Where a line of the material contains the string "screenshot", copy that line.

_ _ _

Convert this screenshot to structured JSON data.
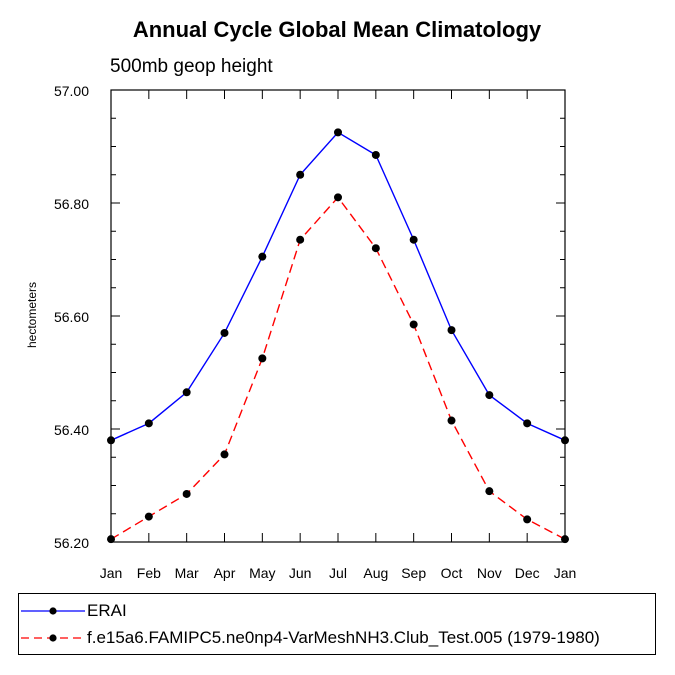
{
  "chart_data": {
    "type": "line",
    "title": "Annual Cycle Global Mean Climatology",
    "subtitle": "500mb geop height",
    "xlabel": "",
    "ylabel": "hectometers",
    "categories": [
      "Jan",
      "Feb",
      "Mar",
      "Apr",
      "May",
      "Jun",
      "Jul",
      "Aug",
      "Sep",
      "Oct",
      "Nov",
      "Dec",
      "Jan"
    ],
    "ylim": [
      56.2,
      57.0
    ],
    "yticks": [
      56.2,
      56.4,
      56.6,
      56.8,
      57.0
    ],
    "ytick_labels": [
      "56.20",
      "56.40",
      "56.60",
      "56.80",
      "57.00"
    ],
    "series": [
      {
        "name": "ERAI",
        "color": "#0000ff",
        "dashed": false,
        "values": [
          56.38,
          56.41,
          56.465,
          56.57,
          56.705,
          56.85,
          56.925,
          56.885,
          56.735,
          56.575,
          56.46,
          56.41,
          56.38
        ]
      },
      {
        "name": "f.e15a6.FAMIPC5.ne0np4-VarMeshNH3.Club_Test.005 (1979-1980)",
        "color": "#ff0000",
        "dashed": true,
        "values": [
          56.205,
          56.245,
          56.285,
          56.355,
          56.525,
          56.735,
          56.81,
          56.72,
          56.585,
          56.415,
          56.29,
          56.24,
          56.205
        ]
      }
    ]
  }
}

_ _ _

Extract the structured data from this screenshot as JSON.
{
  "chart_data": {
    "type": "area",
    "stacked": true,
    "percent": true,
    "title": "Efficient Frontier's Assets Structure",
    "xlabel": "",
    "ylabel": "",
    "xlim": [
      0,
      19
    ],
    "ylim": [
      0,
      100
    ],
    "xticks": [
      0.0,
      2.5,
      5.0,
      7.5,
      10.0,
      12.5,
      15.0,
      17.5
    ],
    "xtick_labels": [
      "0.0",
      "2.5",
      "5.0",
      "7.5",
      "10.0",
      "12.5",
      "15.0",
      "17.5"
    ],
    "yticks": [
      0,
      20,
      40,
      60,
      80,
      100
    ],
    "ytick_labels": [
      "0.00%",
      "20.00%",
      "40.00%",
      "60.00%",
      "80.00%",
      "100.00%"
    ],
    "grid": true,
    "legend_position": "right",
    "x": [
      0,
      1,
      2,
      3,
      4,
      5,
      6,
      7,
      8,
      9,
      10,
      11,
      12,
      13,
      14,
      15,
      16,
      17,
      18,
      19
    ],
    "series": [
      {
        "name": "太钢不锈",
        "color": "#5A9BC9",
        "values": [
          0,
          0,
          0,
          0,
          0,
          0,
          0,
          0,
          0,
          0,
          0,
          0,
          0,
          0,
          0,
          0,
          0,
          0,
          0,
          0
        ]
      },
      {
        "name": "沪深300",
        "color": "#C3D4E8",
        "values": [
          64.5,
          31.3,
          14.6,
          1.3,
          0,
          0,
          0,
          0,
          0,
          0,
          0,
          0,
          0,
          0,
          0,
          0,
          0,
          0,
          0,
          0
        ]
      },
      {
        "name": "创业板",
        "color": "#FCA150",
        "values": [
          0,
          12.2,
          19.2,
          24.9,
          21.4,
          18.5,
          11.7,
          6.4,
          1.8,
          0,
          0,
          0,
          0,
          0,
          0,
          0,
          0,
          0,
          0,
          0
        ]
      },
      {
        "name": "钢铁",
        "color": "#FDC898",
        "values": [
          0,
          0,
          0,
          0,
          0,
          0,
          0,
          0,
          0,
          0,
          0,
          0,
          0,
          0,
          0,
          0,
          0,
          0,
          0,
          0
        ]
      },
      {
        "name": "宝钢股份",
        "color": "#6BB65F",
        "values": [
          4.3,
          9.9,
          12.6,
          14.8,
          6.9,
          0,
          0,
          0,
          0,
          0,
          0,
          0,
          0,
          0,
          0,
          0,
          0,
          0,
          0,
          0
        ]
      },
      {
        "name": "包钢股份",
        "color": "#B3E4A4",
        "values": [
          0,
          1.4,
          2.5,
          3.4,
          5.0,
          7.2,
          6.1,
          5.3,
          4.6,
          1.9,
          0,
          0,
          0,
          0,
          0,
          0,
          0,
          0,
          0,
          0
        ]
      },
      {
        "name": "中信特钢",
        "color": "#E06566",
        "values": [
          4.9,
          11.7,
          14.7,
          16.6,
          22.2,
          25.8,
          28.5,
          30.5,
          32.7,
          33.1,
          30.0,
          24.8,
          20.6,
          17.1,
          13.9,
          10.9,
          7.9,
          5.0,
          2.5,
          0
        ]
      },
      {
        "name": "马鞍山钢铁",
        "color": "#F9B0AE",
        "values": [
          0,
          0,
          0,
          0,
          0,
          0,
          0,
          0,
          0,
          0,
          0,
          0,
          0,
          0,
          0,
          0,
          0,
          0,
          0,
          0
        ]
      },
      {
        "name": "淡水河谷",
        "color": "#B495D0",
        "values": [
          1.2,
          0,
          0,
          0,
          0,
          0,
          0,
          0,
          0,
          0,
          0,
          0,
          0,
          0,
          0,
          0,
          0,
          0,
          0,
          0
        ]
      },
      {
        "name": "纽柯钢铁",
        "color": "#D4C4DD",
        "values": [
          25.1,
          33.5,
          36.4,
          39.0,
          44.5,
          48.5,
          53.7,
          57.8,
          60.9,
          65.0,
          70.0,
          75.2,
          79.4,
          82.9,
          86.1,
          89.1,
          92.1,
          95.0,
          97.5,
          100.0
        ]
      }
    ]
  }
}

_ _ _

◆ COMPLETED TASK ◆
Convert this screenshot to structured JSON data.
Extract the structured data from this screenshot as JSON.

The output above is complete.